[Dataset items]
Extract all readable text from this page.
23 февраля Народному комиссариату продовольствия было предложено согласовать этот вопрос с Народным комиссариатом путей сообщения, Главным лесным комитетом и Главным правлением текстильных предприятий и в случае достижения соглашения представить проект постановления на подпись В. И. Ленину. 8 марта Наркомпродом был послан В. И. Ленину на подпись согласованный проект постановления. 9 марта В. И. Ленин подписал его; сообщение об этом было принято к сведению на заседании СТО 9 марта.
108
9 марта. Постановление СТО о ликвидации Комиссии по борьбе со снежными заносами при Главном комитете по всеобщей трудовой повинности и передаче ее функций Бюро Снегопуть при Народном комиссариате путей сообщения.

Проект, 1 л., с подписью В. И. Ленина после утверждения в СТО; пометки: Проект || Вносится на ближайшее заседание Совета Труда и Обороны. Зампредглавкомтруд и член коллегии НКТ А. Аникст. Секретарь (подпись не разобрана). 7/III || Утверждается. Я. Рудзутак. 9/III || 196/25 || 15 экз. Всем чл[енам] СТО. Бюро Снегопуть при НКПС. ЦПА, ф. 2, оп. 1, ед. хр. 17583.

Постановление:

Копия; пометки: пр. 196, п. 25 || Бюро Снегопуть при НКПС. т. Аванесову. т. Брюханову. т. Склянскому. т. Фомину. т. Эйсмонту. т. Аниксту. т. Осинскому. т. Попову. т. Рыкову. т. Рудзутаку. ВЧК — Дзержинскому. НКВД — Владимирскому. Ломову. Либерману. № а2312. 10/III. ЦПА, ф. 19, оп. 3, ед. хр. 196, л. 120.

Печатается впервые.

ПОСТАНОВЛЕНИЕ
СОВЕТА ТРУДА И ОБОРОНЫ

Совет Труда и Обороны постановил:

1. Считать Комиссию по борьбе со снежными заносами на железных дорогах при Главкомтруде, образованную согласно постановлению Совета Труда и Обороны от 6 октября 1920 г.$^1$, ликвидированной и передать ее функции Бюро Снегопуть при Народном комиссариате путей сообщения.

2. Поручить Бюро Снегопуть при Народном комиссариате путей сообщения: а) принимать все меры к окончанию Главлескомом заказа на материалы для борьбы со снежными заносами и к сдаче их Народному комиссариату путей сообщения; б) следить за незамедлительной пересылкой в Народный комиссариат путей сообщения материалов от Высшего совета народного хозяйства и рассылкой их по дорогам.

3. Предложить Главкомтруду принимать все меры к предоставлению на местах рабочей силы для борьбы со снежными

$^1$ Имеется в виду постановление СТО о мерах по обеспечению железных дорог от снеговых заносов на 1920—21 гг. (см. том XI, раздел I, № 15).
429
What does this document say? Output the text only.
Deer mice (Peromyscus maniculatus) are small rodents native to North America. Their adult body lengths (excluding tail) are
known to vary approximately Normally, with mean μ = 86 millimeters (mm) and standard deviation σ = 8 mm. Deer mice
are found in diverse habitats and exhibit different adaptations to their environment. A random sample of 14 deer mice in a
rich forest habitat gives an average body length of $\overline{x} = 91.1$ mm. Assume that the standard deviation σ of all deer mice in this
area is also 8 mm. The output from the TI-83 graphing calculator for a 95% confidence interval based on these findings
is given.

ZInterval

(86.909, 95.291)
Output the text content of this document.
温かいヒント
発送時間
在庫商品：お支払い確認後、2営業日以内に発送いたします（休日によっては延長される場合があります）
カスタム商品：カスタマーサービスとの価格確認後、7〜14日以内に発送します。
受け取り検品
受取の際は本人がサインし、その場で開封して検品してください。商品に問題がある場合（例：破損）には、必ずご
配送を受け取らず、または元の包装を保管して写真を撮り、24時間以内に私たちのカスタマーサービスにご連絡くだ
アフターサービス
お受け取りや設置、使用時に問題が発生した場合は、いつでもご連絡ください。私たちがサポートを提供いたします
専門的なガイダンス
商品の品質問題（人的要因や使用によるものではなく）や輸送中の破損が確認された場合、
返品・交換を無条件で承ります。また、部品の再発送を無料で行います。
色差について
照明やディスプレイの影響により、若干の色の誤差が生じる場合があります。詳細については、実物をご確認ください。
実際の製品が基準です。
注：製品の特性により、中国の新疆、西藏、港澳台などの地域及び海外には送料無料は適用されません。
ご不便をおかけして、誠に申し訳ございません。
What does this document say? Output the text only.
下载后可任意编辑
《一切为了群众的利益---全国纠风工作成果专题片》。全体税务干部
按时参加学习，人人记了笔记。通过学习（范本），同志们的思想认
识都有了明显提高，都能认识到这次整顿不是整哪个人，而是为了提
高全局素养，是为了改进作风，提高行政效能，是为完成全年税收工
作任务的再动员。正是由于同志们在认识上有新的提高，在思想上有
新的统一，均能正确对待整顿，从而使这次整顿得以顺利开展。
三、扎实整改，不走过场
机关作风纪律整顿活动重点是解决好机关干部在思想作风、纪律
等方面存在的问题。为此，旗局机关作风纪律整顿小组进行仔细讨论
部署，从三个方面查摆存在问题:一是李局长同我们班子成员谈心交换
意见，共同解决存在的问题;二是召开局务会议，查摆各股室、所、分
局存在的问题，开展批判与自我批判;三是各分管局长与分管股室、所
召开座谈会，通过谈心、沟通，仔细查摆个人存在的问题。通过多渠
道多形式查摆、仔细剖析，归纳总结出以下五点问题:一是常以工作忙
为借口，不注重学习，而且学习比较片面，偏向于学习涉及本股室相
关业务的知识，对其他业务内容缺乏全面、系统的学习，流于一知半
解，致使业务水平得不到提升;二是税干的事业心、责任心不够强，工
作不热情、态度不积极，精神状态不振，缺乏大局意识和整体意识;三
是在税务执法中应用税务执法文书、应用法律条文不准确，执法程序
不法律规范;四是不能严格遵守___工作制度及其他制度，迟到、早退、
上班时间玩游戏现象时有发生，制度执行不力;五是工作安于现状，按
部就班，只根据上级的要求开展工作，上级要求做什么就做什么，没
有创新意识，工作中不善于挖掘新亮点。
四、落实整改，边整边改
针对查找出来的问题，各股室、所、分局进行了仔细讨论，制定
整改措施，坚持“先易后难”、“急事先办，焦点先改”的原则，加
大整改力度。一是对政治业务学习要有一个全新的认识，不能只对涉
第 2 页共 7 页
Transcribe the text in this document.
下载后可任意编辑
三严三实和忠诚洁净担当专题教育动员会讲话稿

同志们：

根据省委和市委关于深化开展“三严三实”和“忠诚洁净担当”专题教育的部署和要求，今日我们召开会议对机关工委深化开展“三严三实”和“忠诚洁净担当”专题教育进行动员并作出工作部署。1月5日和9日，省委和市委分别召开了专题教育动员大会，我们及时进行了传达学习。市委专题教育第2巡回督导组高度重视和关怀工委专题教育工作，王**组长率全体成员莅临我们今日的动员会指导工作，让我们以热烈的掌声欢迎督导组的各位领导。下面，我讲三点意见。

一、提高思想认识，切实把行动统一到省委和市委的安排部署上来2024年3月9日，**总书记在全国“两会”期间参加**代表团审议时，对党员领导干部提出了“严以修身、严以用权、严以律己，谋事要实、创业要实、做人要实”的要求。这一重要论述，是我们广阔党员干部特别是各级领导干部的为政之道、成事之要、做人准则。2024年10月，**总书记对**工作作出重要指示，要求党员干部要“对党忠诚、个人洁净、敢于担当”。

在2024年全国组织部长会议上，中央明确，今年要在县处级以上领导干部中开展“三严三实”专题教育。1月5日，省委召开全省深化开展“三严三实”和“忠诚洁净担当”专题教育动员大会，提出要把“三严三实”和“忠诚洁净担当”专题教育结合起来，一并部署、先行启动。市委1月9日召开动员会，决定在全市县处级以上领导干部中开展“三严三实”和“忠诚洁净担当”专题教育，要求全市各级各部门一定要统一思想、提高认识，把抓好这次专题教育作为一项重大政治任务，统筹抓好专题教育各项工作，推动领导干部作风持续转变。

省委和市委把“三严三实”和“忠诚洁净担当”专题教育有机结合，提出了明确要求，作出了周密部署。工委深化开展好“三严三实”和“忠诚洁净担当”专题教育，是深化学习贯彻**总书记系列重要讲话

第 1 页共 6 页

### GIVEN REQUEST
Out of the records, collect only those lines that contain the string "document".

### ANSWER FOR THIS EXERCISE
What does this document say? Output the text only.
Output the text content of this document.
What does this document say? Output the text only.
Transcribe the text in this document.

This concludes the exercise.